## [WRITTEN REQUEST]
Pictures do not belong in the copy, so please give every entry below again exactly.

## [ROWS]
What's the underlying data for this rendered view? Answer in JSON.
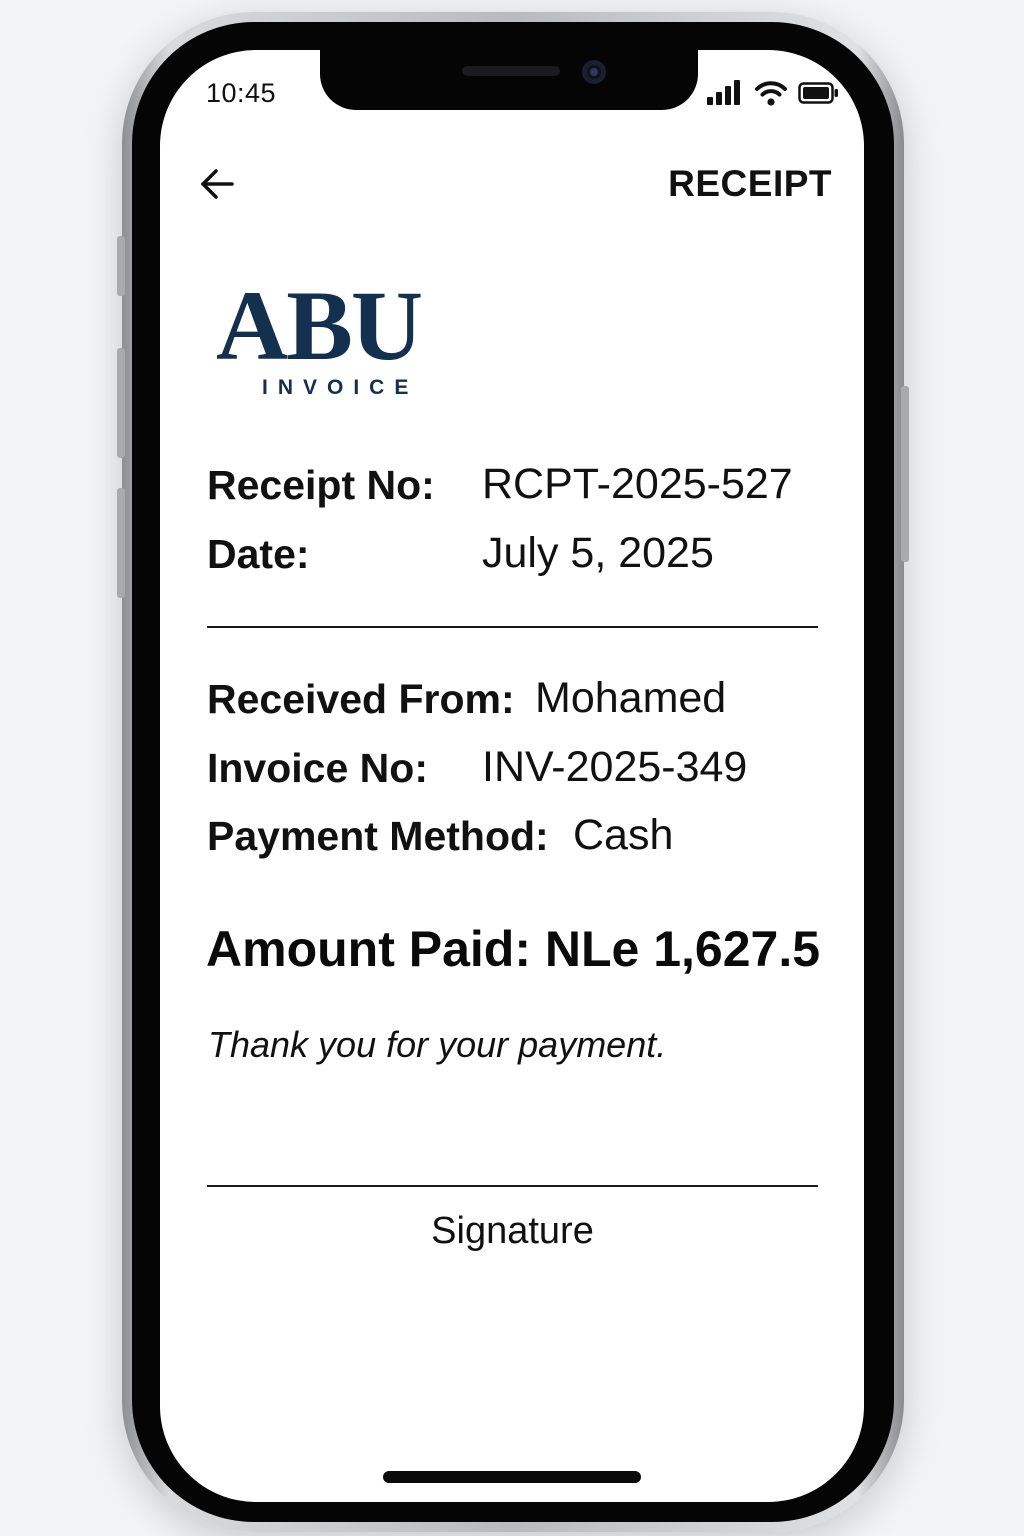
{
  "status_bar": {
    "time": "10:45",
    "icons": [
      "signal-icon",
      "wifi-icon",
      "battery-icon"
    ]
  },
  "header": {
    "back_icon": "arrow-left-icon",
    "title": "RECEIPT"
  },
  "logo": {
    "mark": "ABU",
    "subtitle": "INVOICE",
    "color": "#14304f"
  },
  "receipt": {
    "receipt_no_label": "Receipt No:",
    "receipt_no_value": "RCPT-2025-527",
    "date_label": "Date:",
    "date_value": "July 5, 2025",
    "received_from_label": "Received From:",
    "received_from_value": "Mohamed",
    "invoice_no_label": "Invoice No:",
    "invoice_no_value": "INV-2025-349",
    "payment_method_label": "Payment Method:",
    "payment_method_value": "Cash",
    "amount_paid": "Amount Paid: NLe 1,627.5",
    "thank_you": "Thank you for your payment.",
    "signature_label": "Signature"
  }
}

## [ANSWER TO THIS TASK]
What's the underlying data for this rendered view? Answer in JSON.
{
  "status_bar": {
    "time": "10:45",
    "icons": [
      "signal-icon",
      "wifi-icon",
      "battery-icon"
    ]
  },
  "header": {
    "back_icon": "arrow-left-icon",
    "title": "RECEIPT"
  },
  "logo": {
    "mark": "ABU",
    "subtitle": "INVOICE",
    "color": "#14304f"
  },
  "receipt": {
    "receipt_no_label": "Receipt No:",
    "receipt_no_value": "RCPT-2025-527",
    "date_label": "Date:",
    "date_value": "July 5, 2025",
    "received_from_label": "Received From:",
    "received_from_value": "Mohamed",
    "invoice_no_label": "Invoice No:",
    "invoice_no_value": "INV-2025-349",
    "payment_method_label": "Payment Method:",
    "payment_method_value": "Cash",
    "amount_paid": "Amount Paid: NLe 1,627.5",
    "thank_you": "Thank you for your payment.",
    "signature_label": "Signature"
  }
}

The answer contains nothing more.